▼
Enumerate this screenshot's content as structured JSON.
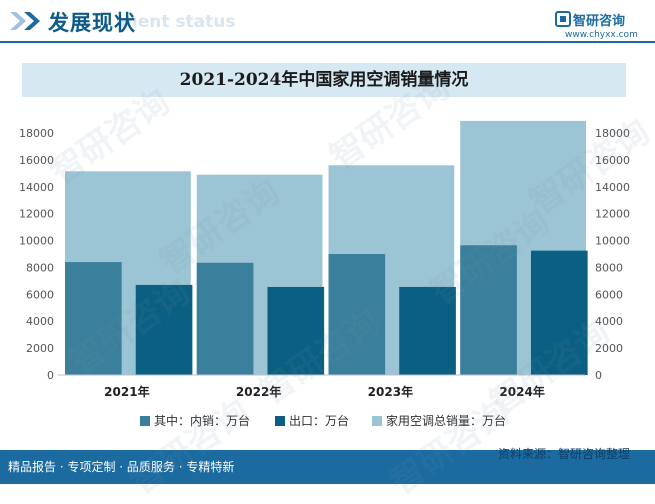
{
  "header": {
    "title": "发展现状",
    "subtitle": "ment status"
  },
  "brand": {
    "name": "智研咨询",
    "url": "www.chyxx.com"
  },
  "footer": {
    "left_text": "精品报告 · 专项定制 · 品质服务 · 专精特新",
    "source": "资料来源：智研咨询整理"
  },
  "watermark_text": "智研咨询",
  "colors": {
    "total": "#9bc4d4",
    "domestic": "#3a7f9c",
    "export": "#0b5f82",
    "header_blue": "#1b6aa0",
    "title_band": "#d6e8f1"
  },
  "chart_data": {
    "type": "bar",
    "title": "2021-2024年中国家用空调销量情况",
    "categories": [
      "2021年",
      "2022年",
      "2023年",
      "2024年"
    ],
    "series": [
      {
        "name": "其中：内销：万台",
        "values": [
          8400,
          8350,
          9000,
          9650
        ],
        "axis": "left"
      },
      {
        "name": "出口：万台",
        "values": [
          6700,
          6550,
          6550,
          9250
        ],
        "axis": "left"
      },
      {
        "name": "家用空调总销量：万台",
        "values": [
          15150,
          14900,
          15600,
          18900
        ],
        "axis": "right"
      }
    ],
    "ylim": [
      0,
      18000
    ],
    "y_ticks": [
      0,
      2000,
      4000,
      6000,
      8000,
      10000,
      12000,
      14000,
      16000,
      18000
    ],
    "y2lim": [
      0,
      18000
    ],
    "grid": false,
    "legend_position": "bottom"
  }
}
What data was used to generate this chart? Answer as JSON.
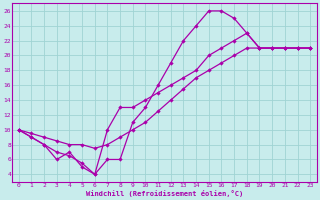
{
  "xlabel": "Windchill (Refroidissement éolien,°C)",
  "bg_color": "#c8ecec",
  "grid_color": "#a0d4d4",
  "line_color": "#aa00aa",
  "markersize": 2.2,
  "linewidth": 0.9,
  "xmin": -0.5,
  "xmax": 23.5,
  "ymin": 3,
  "ymax": 27,
  "yticks": [
    4,
    6,
    8,
    10,
    12,
    14,
    16,
    18,
    20,
    22,
    24,
    26
  ],
  "xticks": [
    0,
    1,
    2,
    3,
    4,
    5,
    6,
    7,
    8,
    9,
    10,
    11,
    12,
    13,
    14,
    15,
    16,
    17,
    18,
    19,
    20,
    21,
    22,
    23
  ],
  "series1": {
    "x": [
      0,
      1,
      2,
      3,
      4,
      5,
      6,
      7,
      8,
      9,
      10,
      11,
      12,
      13,
      14,
      15,
      16,
      17,
      18,
      19,
      20,
      21,
      22,
      23
    ],
    "y": [
      10,
      9,
      8,
      7,
      6.5,
      5.5,
      4,
      6,
      6,
      11,
      13,
      16,
      19,
      22,
      24,
      26,
      26,
      25,
      23,
      21,
      21,
      21,
      21,
      21
    ]
  },
  "series2": {
    "x": [
      0,
      1,
      2,
      3,
      4,
      5,
      6,
      7,
      8,
      9,
      10,
      11,
      12,
      13,
      14,
      15,
      16,
      17,
      18,
      19,
      20,
      21,
      22,
      23
    ],
    "y": [
      10,
      9,
      8,
      6,
      7,
      5,
      4,
      10,
      13,
      13,
      14,
      15,
      16,
      17,
      18,
      20,
      21,
      22,
      23,
      21,
      21,
      21,
      21,
      21
    ]
  },
  "series3": {
    "x": [
      0,
      1,
      2,
      3,
      4,
      5,
      6,
      7,
      8,
      9,
      10,
      11,
      12,
      13,
      14,
      15,
      16,
      17,
      18,
      19,
      20,
      21,
      22,
      23
    ],
    "y": [
      10,
      9.5,
      9,
      8.5,
      8,
      8,
      7.5,
      8,
      9,
      10,
      11,
      12.5,
      14,
      15.5,
      17,
      18,
      19,
      20,
      21,
      21,
      21,
      21,
      21,
      21
    ]
  }
}
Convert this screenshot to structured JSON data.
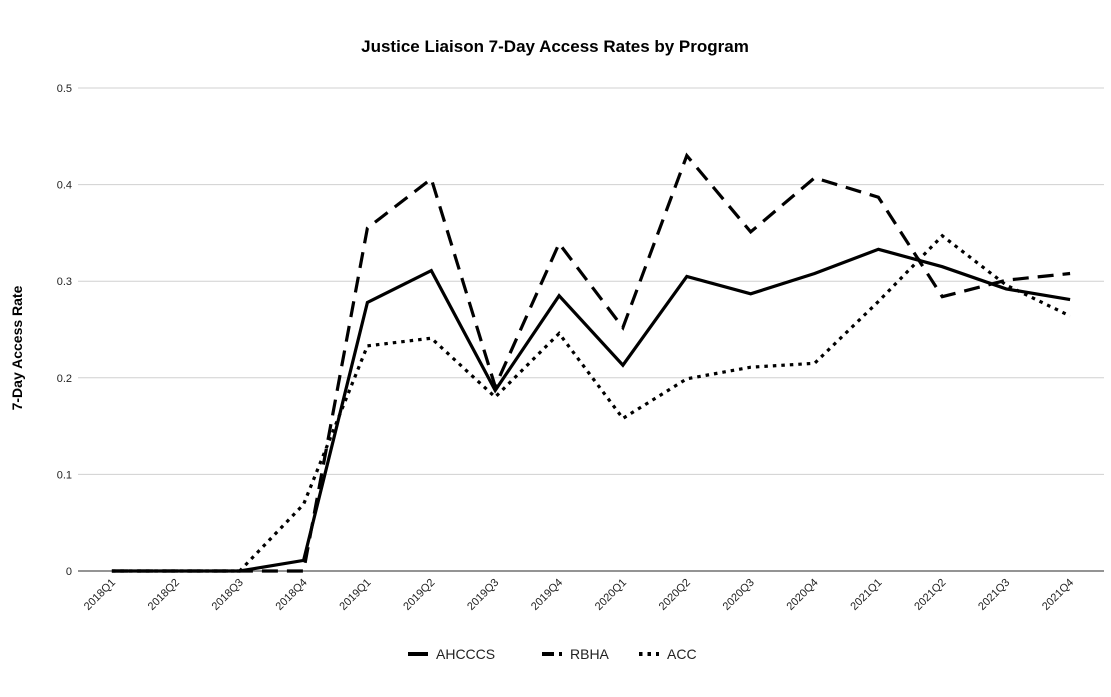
{
  "chart_data": {
    "type": "line",
    "title": "Justice Liaison 7-Day Access Rates by Program",
    "xlabel": "",
    "ylabel": "7-Day Access Rate",
    "categories": [
      "2018Q1",
      "2018Q2",
      "2018Q3",
      "2018Q4",
      "2019Q1",
      "2019Q2",
      "2019Q3",
      "2019Q4",
      "2020Q1",
      "2020Q2",
      "2020Q3",
      "2020Q4",
      "2021Q1",
      "2021Q2",
      "2021Q3",
      "2021Q4"
    ],
    "ylim": [
      0,
      0.5
    ],
    "yticks": [
      "0",
      "0.1",
      "0.2",
      "0.3",
      "0.4",
      "0.5"
    ],
    "grid": true,
    "legend_position": "bottom",
    "series": [
      {
        "name": "AHCCCS",
        "style": "solid",
        "values": [
          0,
          0,
          0,
          0.011,
          0.278,
          0.311,
          0.187,
          0.285,
          0.213,
          0.305,
          0.287,
          0.308,
          0.333,
          0.315,
          0.292,
          0.281
        ]
      },
      {
        "name": "RBHA",
        "style": "dashed",
        "values": [
          0,
          0,
          0,
          0,
          0.355,
          0.406,
          0.191,
          0.339,
          0.252,
          0.43,
          0.351,
          0.407,
          0.387,
          0.284,
          0.301,
          0.308
        ]
      },
      {
        "name": "ACC",
        "style": "dotted",
        "values": [
          0,
          0,
          0,
          0.069,
          0.233,
          0.241,
          0.18,
          0.246,
          0.158,
          0.199,
          0.211,
          0.215,
          0.279,
          0.347,
          0.296,
          0.264
        ]
      }
    ],
    "colors": {
      "line": "#000000",
      "grid": "#d0d0d0",
      "axis": "#555555"
    }
  }
}
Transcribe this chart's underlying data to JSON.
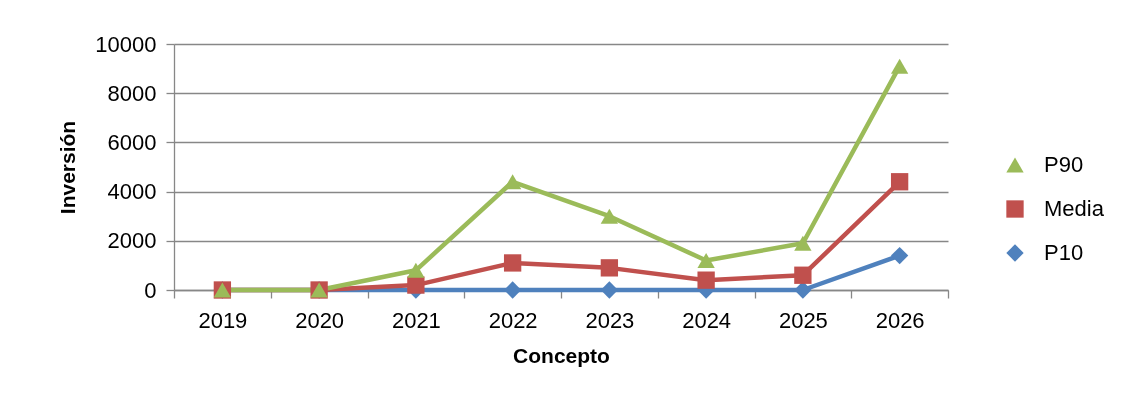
{
  "chart_data": {
    "type": "line",
    "xlabel": "Concepto",
    "ylabel": "Inversión",
    "categories": [
      "2019",
      "2020",
      "2021",
      "2022",
      "2023",
      "2024",
      "2025",
      "2026"
    ],
    "series": [
      {
        "name": "P90",
        "color": "#9bbb59",
        "marker": "triangle",
        "values": [
          0,
          0,
          800,
          4400,
          3000,
          1200,
          1900,
          9100
        ]
      },
      {
        "name": "Media",
        "color": "#c0504d",
        "marker": "square",
        "values": [
          0,
          0,
          200,
          1100,
          900,
          400,
          600,
          4400
        ]
      },
      {
        "name": "P10",
        "color": "#4f81bd",
        "marker": "diamond",
        "values": [
          0,
          0,
          0,
          0,
          0,
          0,
          0,
          1400
        ]
      }
    ],
    "ylim": [
      0,
      10000
    ],
    "yticks": [
      0,
      2000,
      4000,
      6000,
      8000,
      10000
    ],
    "grid": "y",
    "legend": "right"
  }
}
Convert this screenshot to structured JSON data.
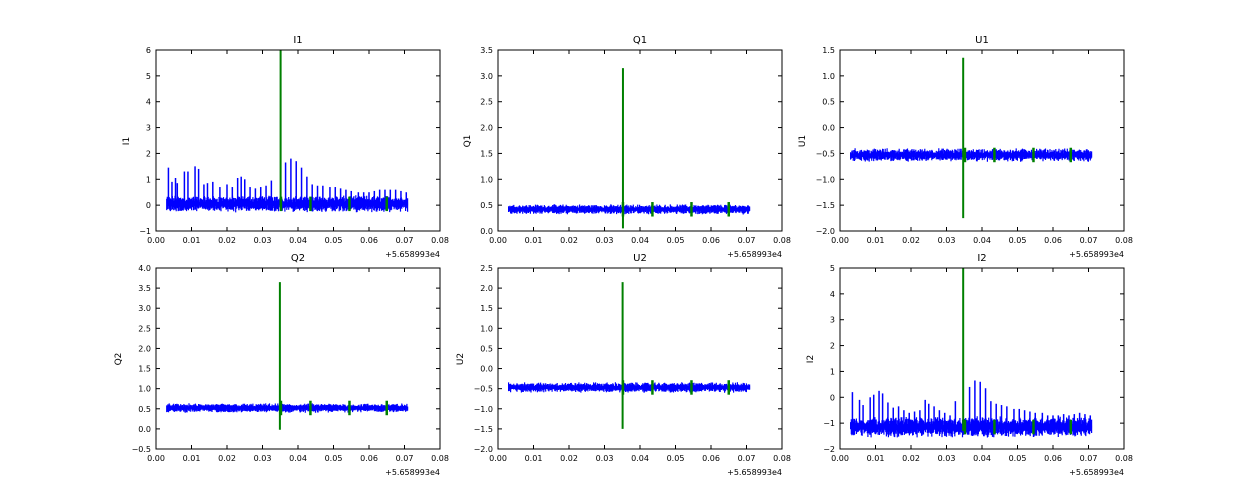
{
  "figure": {
    "background": "#ffffff",
    "colors": {
      "series_noise": "#0000ff",
      "series_spike": "#008000",
      "axes": "#000000"
    }
  },
  "chart_data": [
    {
      "type": "line",
      "title": "I1",
      "ylabel": "I1",
      "xlim": [
        0.0,
        0.08
      ],
      "ylim": [
        -1,
        6
      ],
      "xticks": [
        "0.00",
        "0.01",
        "0.02",
        "0.03",
        "0.04",
        "0.05",
        "0.06",
        "0.07",
        "0.08"
      ],
      "yticks": [
        "−1",
        "0",
        "1",
        "2",
        "3",
        "4",
        "5",
        "6"
      ],
      "x_offset_label": "+5.658993e4",
      "x_range": [
        0.003,
        0.071
      ],
      "series": [
        {
          "color": "#0000ff",
          "kind": "noise_band",
          "baseline": 0.05,
          "band_halfwidth": 0.2,
          "spikes": [
            [
              0.0035,
              1.45
            ],
            [
              0.0045,
              0.9
            ],
            [
              0.0055,
              1.05
            ],
            [
              0.006,
              0.85
            ],
            [
              0.008,
              1.3
            ],
            [
              0.009,
              1.3
            ],
            [
              0.011,
              1.5
            ],
            [
              0.012,
              1.4
            ],
            [
              0.0135,
              0.8
            ],
            [
              0.0145,
              0.85
            ],
            [
              0.016,
              0.9
            ],
            [
              0.018,
              0.7
            ],
            [
              0.02,
              0.8
            ],
            [
              0.0215,
              0.7
            ],
            [
              0.023,
              1.05
            ],
            [
              0.024,
              1.1
            ],
            [
              0.025,
              1.0
            ],
            [
              0.0265,
              0.7
            ],
            [
              0.028,
              0.65
            ],
            [
              0.0295,
              0.7
            ],
            [
              0.031,
              0.75
            ],
            [
              0.0325,
              0.95
            ],
            [
              0.0365,
              1.65
            ],
            [
              0.038,
              1.8
            ],
            [
              0.0395,
              1.7
            ],
            [
              0.041,
              1.45
            ],
            [
              0.0425,
              1.1
            ],
            [
              0.044,
              0.8
            ],
            [
              0.0455,
              0.75
            ],
            [
              0.047,
              0.75
            ],
            [
              0.049,
              0.7
            ],
            [
              0.0505,
              0.7
            ],
            [
              0.052,
              0.65
            ],
            [
              0.0535,
              0.6
            ],
            [
              0.055,
              0.55
            ],
            [
              0.057,
              0.5
            ],
            [
              0.0585,
              0.5
            ],
            [
              0.06,
              0.5
            ],
            [
              0.0615,
              0.55
            ],
            [
              0.063,
              0.6
            ],
            [
              0.0645,
              0.6
            ],
            [
              0.066,
              0.6
            ],
            [
              0.0675,
              0.6
            ],
            [
              0.069,
              0.55
            ],
            [
              0.0705,
              0.5
            ]
          ]
        },
        {
          "color": "#008000",
          "kind": "spike",
          "x": 0.0351,
          "y_peak": 6.0,
          "y_low": -0.1,
          "baseline": 0.05,
          "blips": [
            0.0352,
            0.0435,
            0.0545,
            0.065
          ]
        }
      ]
    },
    {
      "type": "line",
      "title": "Q1",
      "ylabel": "Q1",
      "xlim": [
        0.0,
        0.08
      ],
      "ylim": [
        0.0,
        3.5
      ],
      "xticks": [
        "0.00",
        "0.01",
        "0.02",
        "0.03",
        "0.04",
        "0.05",
        "0.06",
        "0.07",
        "0.08"
      ],
      "yticks": [
        "0.0",
        "0.5",
        "1.0",
        "1.5",
        "2.0",
        "2.5",
        "3.0",
        "3.5"
      ],
      "x_offset_label": "+5.658993e4",
      "x_range": [
        0.003,
        0.071
      ],
      "series": [
        {
          "color": "#0000ff",
          "kind": "noise_band",
          "baseline": 0.42,
          "band_halfwidth": 0.06,
          "spikes": []
        },
        {
          "color": "#008000",
          "kind": "spike",
          "x": 0.0352,
          "y_peak": 3.15,
          "y_low": 0.05,
          "baseline": 0.42,
          "blips": [
            0.0352,
            0.0435,
            0.0545,
            0.065
          ]
        }
      ]
    },
    {
      "type": "line",
      "title": "U1",
      "ylabel": "U1",
      "xlim": [
        0.0,
        0.08
      ],
      "ylim": [
        -2.0,
        1.5
      ],
      "xticks": [
        "0.00",
        "0.01",
        "0.02",
        "0.03",
        "0.04",
        "0.05",
        "0.06",
        "0.07",
        "0.08"
      ],
      "yticks": [
        "−2.0",
        "−1.5",
        "−1.0",
        "−0.5",
        "0.0",
        "0.5",
        "1.0",
        "1.5"
      ],
      "x_offset_label": "+5.658993e4",
      "x_range": [
        0.003,
        0.071
      ],
      "series": [
        {
          "color": "#0000ff",
          "kind": "noise_band",
          "baseline": -0.53,
          "band_halfwidth": 0.08,
          "spikes": []
        },
        {
          "color": "#008000",
          "kind": "spike",
          "x": 0.0347,
          "y_peak": 1.35,
          "y_low": -1.75,
          "baseline": -0.53,
          "blips": [
            0.0352,
            0.0435,
            0.0545,
            0.065
          ]
        }
      ]
    },
    {
      "type": "line",
      "title": "Q2",
      "ylabel": "Q2",
      "xlim": [
        0.0,
        0.08
      ],
      "ylim": [
        -0.5,
        4.0
      ],
      "xticks": [
        "0.00",
        "0.01",
        "0.02",
        "0.03",
        "0.04",
        "0.05",
        "0.06",
        "0.07",
        "0.08"
      ],
      "yticks": [
        "−0.5",
        "0.0",
        "0.5",
        "1.0",
        "1.5",
        "2.0",
        "2.5",
        "3.0",
        "3.5",
        "4.0"
      ],
      "x_offset_label": "+5.658993e4",
      "x_range": [
        0.003,
        0.071
      ],
      "series": [
        {
          "color": "#0000ff",
          "kind": "noise_band",
          "baseline": 0.52,
          "band_halfwidth": 0.07,
          "spikes": []
        },
        {
          "color": "#008000",
          "kind": "spike",
          "x": 0.0349,
          "y_peak": 3.65,
          "y_low": -0.02,
          "baseline": 0.52,
          "blips": [
            0.0352,
            0.0435,
            0.0545,
            0.065
          ]
        }
      ]
    },
    {
      "type": "line",
      "title": "U2",
      "ylabel": "U2",
      "xlim": [
        0.0,
        0.08
      ],
      "ylim": [
        -2.0,
        2.5
      ],
      "xticks": [
        "0.00",
        "0.01",
        "0.02",
        "0.03",
        "0.04",
        "0.05",
        "0.06",
        "0.07",
        "0.08"
      ],
      "yticks": [
        "−2.0",
        "−1.5",
        "−1.0",
        "−0.5",
        "0.0",
        "0.5",
        "1.0",
        "1.5",
        "2.0",
        "2.5"
      ],
      "x_offset_label": "+5.658993e4",
      "x_range": [
        0.003,
        0.071
      ],
      "series": [
        {
          "color": "#0000ff",
          "kind": "noise_band",
          "baseline": -0.47,
          "band_halfwidth": 0.08,
          "spikes": []
        },
        {
          "color": "#008000",
          "kind": "spike",
          "x": 0.0351,
          "y_peak": 2.15,
          "y_low": -1.5,
          "baseline": -0.47,
          "blips": [
            0.0352,
            0.0435,
            0.0545,
            0.065
          ]
        }
      ]
    },
    {
      "type": "line",
      "title": "I2",
      "ylabel": "I2",
      "xlim": [
        0.0,
        0.08
      ],
      "ylim": [
        -2,
        5
      ],
      "xticks": [
        "0.00",
        "0.01",
        "0.02",
        "0.03",
        "0.04",
        "0.05",
        "0.06",
        "0.07",
        "0.08"
      ],
      "yticks": [
        "−2",
        "−1",
        "0",
        "1",
        "2",
        "3",
        "4",
        "5"
      ],
      "x_offset_label": "+5.658993e4",
      "x_range": [
        0.003,
        0.071
      ],
      "series": [
        {
          "color": "#0000ff",
          "kind": "noise_band",
          "baseline": -1.15,
          "band_halfwidth": 0.25,
          "spikes": [
            [
              0.0035,
              0.2
            ],
            [
              0.0055,
              -0.1
            ],
            [
              0.0065,
              -0.3
            ],
            [
              0.0085,
              0.0
            ],
            [
              0.0095,
              0.1
            ],
            [
              0.011,
              0.25
            ],
            [
              0.012,
              0.15
            ],
            [
              0.0135,
              -0.2
            ],
            [
              0.015,
              -0.4
            ],
            [
              0.0165,
              -0.35
            ],
            [
              0.018,
              -0.5
            ],
            [
              0.0195,
              -0.6
            ],
            [
              0.021,
              -0.55
            ],
            [
              0.0225,
              -0.5
            ],
            [
              0.024,
              -0.1
            ],
            [
              0.025,
              -0.25
            ],
            [
              0.0265,
              -0.35
            ],
            [
              0.028,
              -0.5
            ],
            [
              0.0295,
              -0.6
            ],
            [
              0.031,
              -0.7
            ],
            [
              0.0325,
              -0.15
            ],
            [
              0.0365,
              0.4
            ],
            [
              0.038,
              0.65
            ],
            [
              0.0395,
              0.6
            ],
            [
              0.041,
              0.35
            ],
            [
              0.0425,
              -0.15
            ],
            [
              0.044,
              -0.25
            ],
            [
              0.0455,
              -0.3
            ],
            [
              0.047,
              -0.35
            ],
            [
              0.049,
              -0.45
            ],
            [
              0.0505,
              -0.45
            ],
            [
              0.052,
              -0.5
            ],
            [
              0.0535,
              -0.55
            ],
            [
              0.055,
              -0.6
            ],
            [
              0.057,
              -0.6
            ],
            [
              0.0585,
              -0.7
            ],
            [
              0.06,
              -0.7
            ],
            [
              0.0615,
              -0.7
            ],
            [
              0.063,
              -0.65
            ],
            [
              0.0645,
              -0.7
            ],
            [
              0.066,
              -0.65
            ],
            [
              0.0675,
              -0.6
            ],
            [
              0.069,
              -0.65
            ],
            [
              0.0705,
              -0.7
            ]
          ]
        },
        {
          "color": "#008000",
          "kind": "spike",
          "x": 0.0347,
          "y_peak": 5.0,
          "y_low": -1.3,
          "baseline": -1.15,
          "blips": [
            0.0352,
            0.0435,
            0.0545,
            0.065
          ]
        }
      ]
    }
  ]
}
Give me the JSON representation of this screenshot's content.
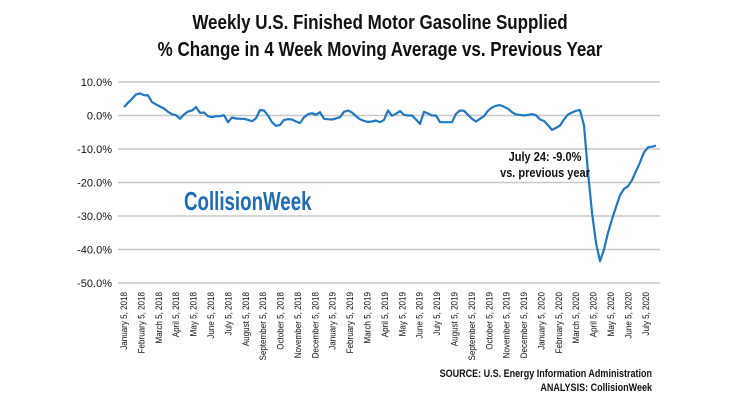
{
  "chart_data": {
    "type": "line",
    "title": "Weekly U.S. Finished Motor Gasoline Supplied",
    "subtitle": "% Change in 4 Week Moving Average vs. Previous Year",
    "xlabel": "",
    "ylabel": "",
    "ylim": [
      -50,
      10
    ],
    "y_ticks": [
      "10.0%",
      "0.0%",
      "-10.0%",
      "-20.0%",
      "-30.0%",
      "-40.0%",
      "-50.0%"
    ],
    "y_tick_values": [
      10,
      0,
      -10,
      -20,
      -30,
      -40,
      -50
    ],
    "grid": "horizontal",
    "x_tick_labels": [
      "January 5, 2018",
      "February 5, 2018",
      "March 5, 2018",
      "April 5, 2018",
      "May 5, 2018",
      "June 5, 2018",
      "July 5, 2018",
      "August 5, 2018",
      "September 5, 2018",
      "October 5, 2018",
      "November 5, 2018",
      "December 5, 2018",
      "January 5, 2019",
      "February 5, 2019",
      "March 5, 2019",
      "April 5, 2019",
      "May 5, 2019",
      "June 5, 2019",
      "July 5, 2019",
      "August 5, 2019",
      "September 5, 2019",
      "October 5, 2019",
      "November 5, 2019",
      "December 5, 2019",
      "January 5, 2020",
      "February 5, 2020",
      "March 5, 2020",
      "April 5, 2020",
      "May 5, 2020",
      "June 5, 2020",
      "July 5, 2020"
    ],
    "series": [
      {
        "color": "#1f78c1",
        "values": [
          2.5,
          3.8,
          5,
          6.3,
          6.6,
          6.1,
          6,
          4,
          3.3,
          2.7,
          2.1,
          1.1,
          0.4,
          0.1,
          -1,
          0.3,
          1.2,
          1.5,
          2.5,
          0.8,
          0.9,
          -0.2,
          -0.5,
          -0.2,
          -0.2,
          0.1,
          -2,
          -0.6,
          -0.9,
          -1,
          -1,
          -1.3,
          -1.7,
          -0.8,
          1.6,
          1.5,
          0,
          -2,
          -3.1,
          -2.8,
          -1.3,
          -1.1,
          -1.2,
          -1.8,
          -2.3,
          -0.5,
          0.4,
          0.7,
          0.2,
          1,
          -1,
          -1.1,
          -1.2,
          -0.9,
          -0.5,
          1.1,
          1.5,
          0.9,
          -0.2,
          -1.1,
          -1.6,
          -1.9,
          -1.8,
          -1.5,
          -2,
          -1.3,
          1.5,
          -0.1,
          0.5,
          1.3,
          0.2,
          0,
          0,
          -1.2,
          -2.5,
          1.1,
          0.6,
          0,
          0,
          -2,
          -2,
          -2,
          -2,
          0.5,
          1.5,
          1.4,
          0.2,
          -1,
          -1.8,
          -1,
          -0.2,
          1.4,
          2.4,
          2.9,
          3.1,
          2.6,
          2,
          1,
          0.3,
          0.2,
          0,
          0.2,
          0.4,
          0.1,
          -1.2,
          -1.6,
          -2.9,
          -4.3,
          -3.7,
          -3,
          -1.2,
          0.3,
          0.9,
          1.4,
          1.6,
          -3,
          -17,
          -29,
          -38,
          -43.5,
          -40,
          -35,
          -31,
          -27.3,
          -23.8,
          -21.9,
          -21.1,
          -19.3,
          -16.6,
          -14,
          -11,
          -9.5,
          -9.3,
          -9.0
        ]
      }
    ],
    "annotation": [
      "July 24: -9.0%",
      "vs. previous year"
    ]
  },
  "logo": "CollisionWeek",
  "source": "SOURCE: U.S. Energy Information Administration",
  "analysis": "ANALYSIS: CollisionWeek"
}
▲
● Directive
Say how many lines of the data include the word "Access". Respond with the number alone.

● The reply
2